#### To be done:
In the listing below, find every line containing "sobre" and copy it out.

#### Data section:

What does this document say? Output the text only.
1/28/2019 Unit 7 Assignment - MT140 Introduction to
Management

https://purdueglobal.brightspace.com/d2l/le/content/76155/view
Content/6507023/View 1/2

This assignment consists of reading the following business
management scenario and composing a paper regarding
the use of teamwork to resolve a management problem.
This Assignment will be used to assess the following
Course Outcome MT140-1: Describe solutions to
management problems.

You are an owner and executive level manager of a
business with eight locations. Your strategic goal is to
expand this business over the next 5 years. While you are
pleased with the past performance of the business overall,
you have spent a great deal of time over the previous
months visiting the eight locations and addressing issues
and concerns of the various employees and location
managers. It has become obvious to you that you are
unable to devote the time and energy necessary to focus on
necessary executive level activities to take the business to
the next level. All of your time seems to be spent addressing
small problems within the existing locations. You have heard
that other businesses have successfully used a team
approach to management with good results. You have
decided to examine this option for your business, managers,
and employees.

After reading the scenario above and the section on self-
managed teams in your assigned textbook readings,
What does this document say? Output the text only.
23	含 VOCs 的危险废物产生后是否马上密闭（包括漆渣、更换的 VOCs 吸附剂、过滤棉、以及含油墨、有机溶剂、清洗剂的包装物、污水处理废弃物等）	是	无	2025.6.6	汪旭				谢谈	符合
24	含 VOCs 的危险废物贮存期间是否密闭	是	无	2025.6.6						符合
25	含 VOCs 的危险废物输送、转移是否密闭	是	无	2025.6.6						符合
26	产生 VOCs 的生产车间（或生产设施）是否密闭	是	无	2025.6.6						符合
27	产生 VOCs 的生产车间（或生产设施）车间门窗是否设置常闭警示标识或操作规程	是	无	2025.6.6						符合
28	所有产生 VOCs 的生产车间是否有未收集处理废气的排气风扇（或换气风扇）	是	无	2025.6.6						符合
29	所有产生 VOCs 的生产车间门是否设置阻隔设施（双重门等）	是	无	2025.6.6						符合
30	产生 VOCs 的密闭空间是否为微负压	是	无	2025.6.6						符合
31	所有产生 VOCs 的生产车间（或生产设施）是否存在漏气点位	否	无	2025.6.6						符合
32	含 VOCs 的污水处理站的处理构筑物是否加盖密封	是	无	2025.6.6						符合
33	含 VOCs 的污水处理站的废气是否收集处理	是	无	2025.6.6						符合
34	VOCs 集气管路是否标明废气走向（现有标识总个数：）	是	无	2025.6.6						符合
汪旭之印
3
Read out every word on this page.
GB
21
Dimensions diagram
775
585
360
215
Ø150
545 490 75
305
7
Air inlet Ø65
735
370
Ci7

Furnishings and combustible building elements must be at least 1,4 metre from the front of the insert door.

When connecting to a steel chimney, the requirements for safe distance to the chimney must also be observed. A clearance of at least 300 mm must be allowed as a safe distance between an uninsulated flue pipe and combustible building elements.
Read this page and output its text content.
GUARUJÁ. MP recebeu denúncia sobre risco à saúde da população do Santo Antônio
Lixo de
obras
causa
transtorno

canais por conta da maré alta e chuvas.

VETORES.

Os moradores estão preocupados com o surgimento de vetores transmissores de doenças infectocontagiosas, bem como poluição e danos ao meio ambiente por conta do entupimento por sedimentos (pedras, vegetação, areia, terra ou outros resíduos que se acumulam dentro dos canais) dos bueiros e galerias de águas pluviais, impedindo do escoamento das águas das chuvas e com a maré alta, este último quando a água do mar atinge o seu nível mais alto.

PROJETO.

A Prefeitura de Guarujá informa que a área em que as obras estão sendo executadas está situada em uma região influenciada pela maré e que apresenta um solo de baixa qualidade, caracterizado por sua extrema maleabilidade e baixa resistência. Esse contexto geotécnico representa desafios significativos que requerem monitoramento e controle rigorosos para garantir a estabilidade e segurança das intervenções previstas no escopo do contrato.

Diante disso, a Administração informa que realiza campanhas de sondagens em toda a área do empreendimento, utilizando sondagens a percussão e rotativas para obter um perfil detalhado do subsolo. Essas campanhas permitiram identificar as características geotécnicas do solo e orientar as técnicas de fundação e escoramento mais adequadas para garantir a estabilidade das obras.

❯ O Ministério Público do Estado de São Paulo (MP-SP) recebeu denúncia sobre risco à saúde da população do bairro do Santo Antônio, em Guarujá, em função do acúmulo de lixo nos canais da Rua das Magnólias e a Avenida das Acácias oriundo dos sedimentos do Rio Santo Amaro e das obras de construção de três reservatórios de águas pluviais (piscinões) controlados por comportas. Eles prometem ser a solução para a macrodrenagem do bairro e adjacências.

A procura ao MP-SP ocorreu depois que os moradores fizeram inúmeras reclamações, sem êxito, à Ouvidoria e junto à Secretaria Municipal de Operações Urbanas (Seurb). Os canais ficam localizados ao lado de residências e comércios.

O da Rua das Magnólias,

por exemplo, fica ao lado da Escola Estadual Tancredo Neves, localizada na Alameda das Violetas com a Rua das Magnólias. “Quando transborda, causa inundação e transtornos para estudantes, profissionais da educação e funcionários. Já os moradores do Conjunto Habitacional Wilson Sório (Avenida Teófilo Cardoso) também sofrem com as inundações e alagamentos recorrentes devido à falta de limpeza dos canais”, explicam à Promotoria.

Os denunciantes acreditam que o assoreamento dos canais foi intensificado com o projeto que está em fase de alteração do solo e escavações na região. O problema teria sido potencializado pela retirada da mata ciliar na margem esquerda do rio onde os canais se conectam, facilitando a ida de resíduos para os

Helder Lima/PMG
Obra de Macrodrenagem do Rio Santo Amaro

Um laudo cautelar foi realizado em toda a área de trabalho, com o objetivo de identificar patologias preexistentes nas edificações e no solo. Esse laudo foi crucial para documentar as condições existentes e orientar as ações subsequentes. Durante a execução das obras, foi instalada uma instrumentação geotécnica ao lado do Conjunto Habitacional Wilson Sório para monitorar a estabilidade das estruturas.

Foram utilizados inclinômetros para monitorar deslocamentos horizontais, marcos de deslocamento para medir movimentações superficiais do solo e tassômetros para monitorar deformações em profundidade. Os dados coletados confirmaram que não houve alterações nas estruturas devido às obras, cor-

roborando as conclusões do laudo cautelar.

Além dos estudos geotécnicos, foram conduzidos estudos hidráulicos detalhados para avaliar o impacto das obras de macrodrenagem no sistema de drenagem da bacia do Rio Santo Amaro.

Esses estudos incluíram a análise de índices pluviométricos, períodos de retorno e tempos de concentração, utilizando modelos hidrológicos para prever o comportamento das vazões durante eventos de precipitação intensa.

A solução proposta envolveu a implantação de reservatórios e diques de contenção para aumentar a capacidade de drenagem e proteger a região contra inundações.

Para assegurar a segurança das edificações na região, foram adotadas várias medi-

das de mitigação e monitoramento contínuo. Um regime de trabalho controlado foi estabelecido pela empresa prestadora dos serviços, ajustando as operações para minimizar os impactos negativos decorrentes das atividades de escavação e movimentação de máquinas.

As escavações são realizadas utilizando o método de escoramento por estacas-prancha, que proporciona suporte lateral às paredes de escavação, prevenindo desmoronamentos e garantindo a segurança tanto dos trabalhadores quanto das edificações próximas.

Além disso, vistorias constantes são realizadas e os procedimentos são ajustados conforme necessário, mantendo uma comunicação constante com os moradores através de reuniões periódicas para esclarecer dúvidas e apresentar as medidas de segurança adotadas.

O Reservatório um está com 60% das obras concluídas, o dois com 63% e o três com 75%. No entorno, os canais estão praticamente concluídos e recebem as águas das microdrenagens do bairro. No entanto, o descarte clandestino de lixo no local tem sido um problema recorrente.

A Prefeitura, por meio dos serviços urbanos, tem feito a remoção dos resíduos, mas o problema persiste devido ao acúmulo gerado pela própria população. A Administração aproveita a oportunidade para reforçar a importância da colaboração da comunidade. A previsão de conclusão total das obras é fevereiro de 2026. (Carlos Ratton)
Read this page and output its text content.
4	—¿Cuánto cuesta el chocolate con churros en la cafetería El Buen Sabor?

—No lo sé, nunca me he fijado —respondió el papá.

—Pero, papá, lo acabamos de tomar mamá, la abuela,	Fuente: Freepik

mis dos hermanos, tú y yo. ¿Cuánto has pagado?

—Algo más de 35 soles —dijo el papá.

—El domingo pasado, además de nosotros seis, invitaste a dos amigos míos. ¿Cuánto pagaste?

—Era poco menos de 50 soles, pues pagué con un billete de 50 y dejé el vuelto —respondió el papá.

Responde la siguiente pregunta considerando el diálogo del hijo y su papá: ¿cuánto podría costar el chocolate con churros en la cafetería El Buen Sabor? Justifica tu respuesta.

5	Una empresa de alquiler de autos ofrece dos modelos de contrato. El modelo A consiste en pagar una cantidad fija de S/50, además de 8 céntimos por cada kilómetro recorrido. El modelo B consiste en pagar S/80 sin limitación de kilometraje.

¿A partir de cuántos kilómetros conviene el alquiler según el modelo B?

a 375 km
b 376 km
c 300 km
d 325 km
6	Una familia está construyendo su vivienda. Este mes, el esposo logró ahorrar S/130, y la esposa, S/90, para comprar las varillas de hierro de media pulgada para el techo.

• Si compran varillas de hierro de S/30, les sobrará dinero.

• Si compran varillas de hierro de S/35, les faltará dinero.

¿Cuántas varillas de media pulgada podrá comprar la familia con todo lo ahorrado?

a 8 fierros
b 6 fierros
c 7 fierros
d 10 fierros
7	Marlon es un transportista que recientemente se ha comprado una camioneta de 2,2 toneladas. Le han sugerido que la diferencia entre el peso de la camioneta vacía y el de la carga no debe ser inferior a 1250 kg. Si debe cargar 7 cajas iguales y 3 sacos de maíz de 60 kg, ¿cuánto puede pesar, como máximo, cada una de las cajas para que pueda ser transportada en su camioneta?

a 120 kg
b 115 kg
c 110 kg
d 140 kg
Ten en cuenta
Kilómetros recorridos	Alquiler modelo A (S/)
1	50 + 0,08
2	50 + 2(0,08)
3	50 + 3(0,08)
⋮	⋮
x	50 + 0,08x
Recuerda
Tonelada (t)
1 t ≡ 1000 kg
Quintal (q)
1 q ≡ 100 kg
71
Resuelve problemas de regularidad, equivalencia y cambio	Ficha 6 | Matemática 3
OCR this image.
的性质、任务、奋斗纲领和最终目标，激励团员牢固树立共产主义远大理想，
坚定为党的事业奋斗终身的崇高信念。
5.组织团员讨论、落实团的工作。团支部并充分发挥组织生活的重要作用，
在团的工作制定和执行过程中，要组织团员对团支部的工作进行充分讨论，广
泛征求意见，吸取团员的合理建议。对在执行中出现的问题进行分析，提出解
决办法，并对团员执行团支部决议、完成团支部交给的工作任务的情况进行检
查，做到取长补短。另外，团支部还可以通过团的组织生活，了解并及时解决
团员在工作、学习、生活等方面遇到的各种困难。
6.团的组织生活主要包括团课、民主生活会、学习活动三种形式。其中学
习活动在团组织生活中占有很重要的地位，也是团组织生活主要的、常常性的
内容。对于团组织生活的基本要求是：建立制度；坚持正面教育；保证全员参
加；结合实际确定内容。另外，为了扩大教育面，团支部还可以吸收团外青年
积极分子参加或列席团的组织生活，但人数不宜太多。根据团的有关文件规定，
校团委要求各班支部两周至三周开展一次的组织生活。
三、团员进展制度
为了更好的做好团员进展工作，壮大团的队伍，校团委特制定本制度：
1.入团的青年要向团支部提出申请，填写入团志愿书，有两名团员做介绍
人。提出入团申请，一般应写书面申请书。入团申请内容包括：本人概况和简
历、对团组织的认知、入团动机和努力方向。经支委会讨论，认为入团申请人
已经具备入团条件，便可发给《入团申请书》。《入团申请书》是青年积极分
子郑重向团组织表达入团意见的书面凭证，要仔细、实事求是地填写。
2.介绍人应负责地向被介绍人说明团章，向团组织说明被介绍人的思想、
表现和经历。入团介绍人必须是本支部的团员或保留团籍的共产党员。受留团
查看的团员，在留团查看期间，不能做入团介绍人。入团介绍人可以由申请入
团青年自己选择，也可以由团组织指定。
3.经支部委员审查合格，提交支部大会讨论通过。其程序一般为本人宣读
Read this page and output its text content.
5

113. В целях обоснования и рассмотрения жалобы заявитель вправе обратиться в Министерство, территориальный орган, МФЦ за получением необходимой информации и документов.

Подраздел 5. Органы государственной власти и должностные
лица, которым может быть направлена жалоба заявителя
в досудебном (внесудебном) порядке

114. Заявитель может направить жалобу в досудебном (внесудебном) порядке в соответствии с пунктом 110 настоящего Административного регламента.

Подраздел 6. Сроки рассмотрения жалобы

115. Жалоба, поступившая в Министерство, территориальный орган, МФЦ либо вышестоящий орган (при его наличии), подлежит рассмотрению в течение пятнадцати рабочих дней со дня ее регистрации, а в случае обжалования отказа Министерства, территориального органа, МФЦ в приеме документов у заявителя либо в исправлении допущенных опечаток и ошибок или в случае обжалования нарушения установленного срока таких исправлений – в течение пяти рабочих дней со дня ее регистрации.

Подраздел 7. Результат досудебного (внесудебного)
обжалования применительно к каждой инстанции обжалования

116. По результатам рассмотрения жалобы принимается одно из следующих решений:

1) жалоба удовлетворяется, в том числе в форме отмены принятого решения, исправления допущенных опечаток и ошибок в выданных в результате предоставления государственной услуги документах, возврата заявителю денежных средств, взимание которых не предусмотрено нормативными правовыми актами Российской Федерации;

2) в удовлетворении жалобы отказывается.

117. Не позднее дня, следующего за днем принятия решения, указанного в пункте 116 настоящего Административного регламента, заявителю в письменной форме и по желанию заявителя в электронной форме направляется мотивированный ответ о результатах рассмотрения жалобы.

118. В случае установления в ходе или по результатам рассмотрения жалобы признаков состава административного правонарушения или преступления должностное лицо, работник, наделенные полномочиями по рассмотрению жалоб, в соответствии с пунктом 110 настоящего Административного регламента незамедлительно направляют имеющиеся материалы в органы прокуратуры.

#### Full answer:
GUARUJÁ. MP recebeu denúncia sobre risco à saúde da população do Santo Antônio
❯ O Ministério Público do Estado de São Paulo (MP-SP) recebeu denúncia sobre risco à saúde da população do bairro do Santo Antônio, em Guarujá, em função do acúmulo de lixo nos canais da Rua das Magnólias e a Avenida das Acácias oriundo dos sedimentos do Rio Santo Amaro e das obras de construção de três reservatórios de águas pluviais (piscinões) controlados por comportas. Eles prometem ser a solução para a macrodrenagem do bairro e adjacências.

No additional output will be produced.